> CONSIGNE 1
Relevez tous les noms de lieux cités dans le texte sur Gorée, chacun une seule fois.
------
Notre guide "obligatoire" rumine parce que nous lui avons donné un pourboire en nature |
Marchande dans les rues de Gorée |
Une âpre négociation commence. Cristina, la calculette en main, effectue inlassablement les conversions francs CFA vers euros et vice versa. Elle se perd dans les calculs, mais elle parvient à maintenir la pression sur les vendeur. Elle tient à acheter les choses à leur juste prix. Finalement, elle achète une robe très colorée à la mode africaine pour un prix à peu près équivalent à celui que nous aurions payé aux puces de Saint-Ouen. Nous nous rendons compte qu'il est difficile de faire de vraies bonnes affaires au Sénégal tout est tellement relatif. Peu après l'achat Cristina remarque une petite étiquette sur la robe qu'elle vient de s'acheter. Il est inscrit "made in Taiwan"... (Oui mon frère, les baobabs poussent aussi en Asie). Arg ! Nous avons été eus ! Il est évident que nos peaux trop blanches ne nous permettront pas d'être traités comme tout le monde. J'ai l'impression qu'on nous prend pour des pompes à fric. Le racisme est clair. Blancs, nous sommes en minorité devant une multitude. A peine nous sommes nous débarrassés d'un bonimenteur, qu'un autre nous accapare immédiatement : "Mon ami, veux tu m'acheter un collier ? ". A notre vue, des essaims de brocanteurs se détachent pour proposer toute sorte de produits (rarement utiles). Comme une moule à marée basse, je ferme ma coquille. Je traverse la foule sans rien entendre, sans rien voir. Sans arrêts, il est question d'argent : "pas cher ! pas cher !"et je m'épuise.
Boutique de Gorée |
Vue sur la mer depuis la maison des esclaves de Gorée |
Nous atteignons enfin le port, et nous sommes tranquilles quelques instants avant d'embarquer. Un tourniquet interdit l'accès au gens qui ne sont pas munis de tickets. Dès que nous montons dans le bateau, nous sommes à nouveau harcelés par des marchands :"Comment tu t'appelles" "Il faudra que tu viennes visiter ma boutique". "Regarde ce joli collier" etc. etc. Nous ne trouvons la paix nulle part. En vainc, nous tentons de mettre au point une méthode prophylactique pour éloigner les importuns, mais le long intestin des ruelles de Gorée a raison de nous. Il digère et absorbe inlassablement les fonds des touristes. Des gamins sur la plage s'approchent et nous proposent nettoyer nos tongs pour une pièce de cent francs. Nous leur expliquons qu'il n'est pas nécessaire nettoyer des chaussures sur une plage parce qu'elles se saliront immédiatement, mais le gamin nous regarde avec des yeux de chien battu. "Mais soyez sympa : tous les clients nous disent cela !" .
------
> CONSIGNE 2
Recopiez les lignes fournies, de la première jusqu'à celle qui contient "q1-c1n: ① <box>30 103 39 114</box>", en mettant "page" à la place de "screenshot", sans rien changer d'autre.
------
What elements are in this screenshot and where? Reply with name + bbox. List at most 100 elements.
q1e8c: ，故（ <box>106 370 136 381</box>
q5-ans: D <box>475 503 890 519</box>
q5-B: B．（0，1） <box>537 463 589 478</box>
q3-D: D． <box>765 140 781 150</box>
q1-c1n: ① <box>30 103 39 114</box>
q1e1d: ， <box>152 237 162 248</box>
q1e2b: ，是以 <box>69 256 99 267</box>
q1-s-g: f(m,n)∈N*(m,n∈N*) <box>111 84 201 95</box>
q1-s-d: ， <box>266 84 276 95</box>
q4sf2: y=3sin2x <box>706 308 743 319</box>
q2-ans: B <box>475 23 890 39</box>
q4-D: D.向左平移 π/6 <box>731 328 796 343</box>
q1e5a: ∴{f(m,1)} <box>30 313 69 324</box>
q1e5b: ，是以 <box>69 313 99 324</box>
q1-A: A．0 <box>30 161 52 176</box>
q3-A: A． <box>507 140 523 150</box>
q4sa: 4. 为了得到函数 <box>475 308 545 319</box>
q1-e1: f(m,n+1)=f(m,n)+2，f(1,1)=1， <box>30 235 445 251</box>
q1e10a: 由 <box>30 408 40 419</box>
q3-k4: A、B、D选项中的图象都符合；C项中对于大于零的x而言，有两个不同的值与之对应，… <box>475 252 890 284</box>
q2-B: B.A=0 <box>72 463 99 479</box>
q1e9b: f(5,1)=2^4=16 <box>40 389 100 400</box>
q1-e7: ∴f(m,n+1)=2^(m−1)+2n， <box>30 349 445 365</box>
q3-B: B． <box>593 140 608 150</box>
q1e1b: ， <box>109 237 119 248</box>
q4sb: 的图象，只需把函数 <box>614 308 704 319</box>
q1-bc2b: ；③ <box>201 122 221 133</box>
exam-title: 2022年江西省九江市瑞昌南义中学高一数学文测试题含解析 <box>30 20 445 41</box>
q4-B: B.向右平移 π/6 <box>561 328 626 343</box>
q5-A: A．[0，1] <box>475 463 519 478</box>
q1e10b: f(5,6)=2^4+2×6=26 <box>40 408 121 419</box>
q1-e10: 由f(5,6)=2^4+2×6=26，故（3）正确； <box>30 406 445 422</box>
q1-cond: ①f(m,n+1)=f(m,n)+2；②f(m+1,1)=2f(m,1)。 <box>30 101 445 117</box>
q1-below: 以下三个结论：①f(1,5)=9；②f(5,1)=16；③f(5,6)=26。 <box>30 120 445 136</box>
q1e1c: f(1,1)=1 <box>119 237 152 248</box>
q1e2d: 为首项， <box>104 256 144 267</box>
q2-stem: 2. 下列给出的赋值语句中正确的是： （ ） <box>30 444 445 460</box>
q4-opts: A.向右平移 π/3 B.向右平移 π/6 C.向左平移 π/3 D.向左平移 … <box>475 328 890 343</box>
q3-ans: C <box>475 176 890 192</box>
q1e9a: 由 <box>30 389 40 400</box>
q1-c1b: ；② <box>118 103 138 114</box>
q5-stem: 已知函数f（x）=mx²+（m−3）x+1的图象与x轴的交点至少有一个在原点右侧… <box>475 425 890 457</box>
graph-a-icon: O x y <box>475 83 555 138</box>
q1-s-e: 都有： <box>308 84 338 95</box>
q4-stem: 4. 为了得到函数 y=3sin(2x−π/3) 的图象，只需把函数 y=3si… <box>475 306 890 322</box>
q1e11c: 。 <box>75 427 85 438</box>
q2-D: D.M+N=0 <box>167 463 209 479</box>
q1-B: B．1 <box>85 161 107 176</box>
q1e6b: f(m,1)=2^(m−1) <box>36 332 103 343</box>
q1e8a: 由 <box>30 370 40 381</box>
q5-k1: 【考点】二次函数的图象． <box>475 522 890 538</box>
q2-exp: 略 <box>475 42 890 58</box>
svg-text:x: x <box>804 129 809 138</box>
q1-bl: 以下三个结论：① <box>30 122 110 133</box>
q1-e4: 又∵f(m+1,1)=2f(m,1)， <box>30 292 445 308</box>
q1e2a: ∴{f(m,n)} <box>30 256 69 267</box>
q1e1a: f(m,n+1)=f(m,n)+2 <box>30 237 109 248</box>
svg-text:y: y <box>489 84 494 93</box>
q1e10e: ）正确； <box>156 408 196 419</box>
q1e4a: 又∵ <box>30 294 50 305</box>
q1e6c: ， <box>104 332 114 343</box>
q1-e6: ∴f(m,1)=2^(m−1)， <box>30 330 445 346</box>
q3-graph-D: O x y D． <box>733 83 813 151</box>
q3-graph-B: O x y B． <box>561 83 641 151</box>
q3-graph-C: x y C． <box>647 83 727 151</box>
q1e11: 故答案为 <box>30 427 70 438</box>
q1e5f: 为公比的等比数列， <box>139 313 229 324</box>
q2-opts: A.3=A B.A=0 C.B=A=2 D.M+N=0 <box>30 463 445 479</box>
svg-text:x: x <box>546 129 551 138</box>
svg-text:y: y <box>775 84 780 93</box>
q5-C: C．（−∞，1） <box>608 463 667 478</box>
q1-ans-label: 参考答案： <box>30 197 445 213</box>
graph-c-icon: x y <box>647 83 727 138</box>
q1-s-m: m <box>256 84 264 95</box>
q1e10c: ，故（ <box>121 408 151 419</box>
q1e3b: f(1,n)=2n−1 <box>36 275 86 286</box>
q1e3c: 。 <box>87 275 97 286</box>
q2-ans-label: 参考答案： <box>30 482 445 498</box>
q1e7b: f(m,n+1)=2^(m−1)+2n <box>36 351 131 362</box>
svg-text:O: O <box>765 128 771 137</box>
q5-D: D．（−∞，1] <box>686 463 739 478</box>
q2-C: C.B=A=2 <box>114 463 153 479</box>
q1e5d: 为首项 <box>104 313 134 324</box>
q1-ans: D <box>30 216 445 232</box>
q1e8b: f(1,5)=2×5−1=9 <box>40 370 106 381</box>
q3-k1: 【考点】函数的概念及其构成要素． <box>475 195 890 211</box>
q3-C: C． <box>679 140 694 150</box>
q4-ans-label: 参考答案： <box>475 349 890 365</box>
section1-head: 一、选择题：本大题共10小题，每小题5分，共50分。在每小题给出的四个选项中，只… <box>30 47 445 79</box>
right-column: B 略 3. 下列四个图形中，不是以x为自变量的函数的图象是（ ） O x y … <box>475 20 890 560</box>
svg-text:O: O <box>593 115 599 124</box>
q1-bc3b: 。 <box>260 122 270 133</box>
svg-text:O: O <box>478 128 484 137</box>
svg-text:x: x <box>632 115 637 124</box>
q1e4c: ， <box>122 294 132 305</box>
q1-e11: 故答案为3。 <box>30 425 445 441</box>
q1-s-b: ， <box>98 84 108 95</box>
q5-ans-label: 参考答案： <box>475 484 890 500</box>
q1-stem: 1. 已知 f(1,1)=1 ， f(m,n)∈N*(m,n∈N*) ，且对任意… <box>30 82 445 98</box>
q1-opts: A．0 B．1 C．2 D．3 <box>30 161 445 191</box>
------
> RÉPONSE COMPLÈTE 1
Gorée
Saint-Ouen
Sénégal
Taiwan
Asie

> RÉPONSE COMPLÈTE 2
What elements are in this page and where? Reply with name + bbox. List at most 100 elements.
q1e8c: ，故（ <box>106 370 136 381</box>
q5-ans: D <box>475 503 890 519</box>
q5-B: B．（0，1） <box>537 463 589 478</box>
q3-D: D． <box>765 140 781 150</box>
q1-c1n: ① <box>30 103 39 114</box>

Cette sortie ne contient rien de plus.